• Short problem
Show each line that has the string "icon" in it.

-------- Stored rows

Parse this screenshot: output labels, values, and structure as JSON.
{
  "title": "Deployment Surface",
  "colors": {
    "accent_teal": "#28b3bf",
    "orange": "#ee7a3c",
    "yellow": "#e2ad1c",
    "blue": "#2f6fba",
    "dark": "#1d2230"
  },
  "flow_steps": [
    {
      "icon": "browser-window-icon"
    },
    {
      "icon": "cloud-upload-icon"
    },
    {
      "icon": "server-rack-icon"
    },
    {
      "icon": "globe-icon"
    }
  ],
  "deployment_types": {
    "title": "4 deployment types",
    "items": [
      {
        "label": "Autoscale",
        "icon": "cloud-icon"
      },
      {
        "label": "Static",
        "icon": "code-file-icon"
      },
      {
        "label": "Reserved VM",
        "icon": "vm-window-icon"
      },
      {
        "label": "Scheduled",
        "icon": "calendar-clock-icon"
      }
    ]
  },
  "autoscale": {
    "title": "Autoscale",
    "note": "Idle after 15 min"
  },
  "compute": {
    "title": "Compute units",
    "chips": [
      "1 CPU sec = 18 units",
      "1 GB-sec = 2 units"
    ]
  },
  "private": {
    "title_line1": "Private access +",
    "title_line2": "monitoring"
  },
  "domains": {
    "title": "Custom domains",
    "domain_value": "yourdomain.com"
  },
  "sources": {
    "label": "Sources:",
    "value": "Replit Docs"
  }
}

----------------

• Exercise answer
      "icon": "browser-window-icon"
      "icon": "cloud-upload-icon"
      "icon": "server-rack-icon"
      "icon": "globe-icon"
        "icon": "cloud-icon"
        "icon": "code-file-icon"
        "icon": "vm-window-icon"
        "icon": "calendar-clock-icon"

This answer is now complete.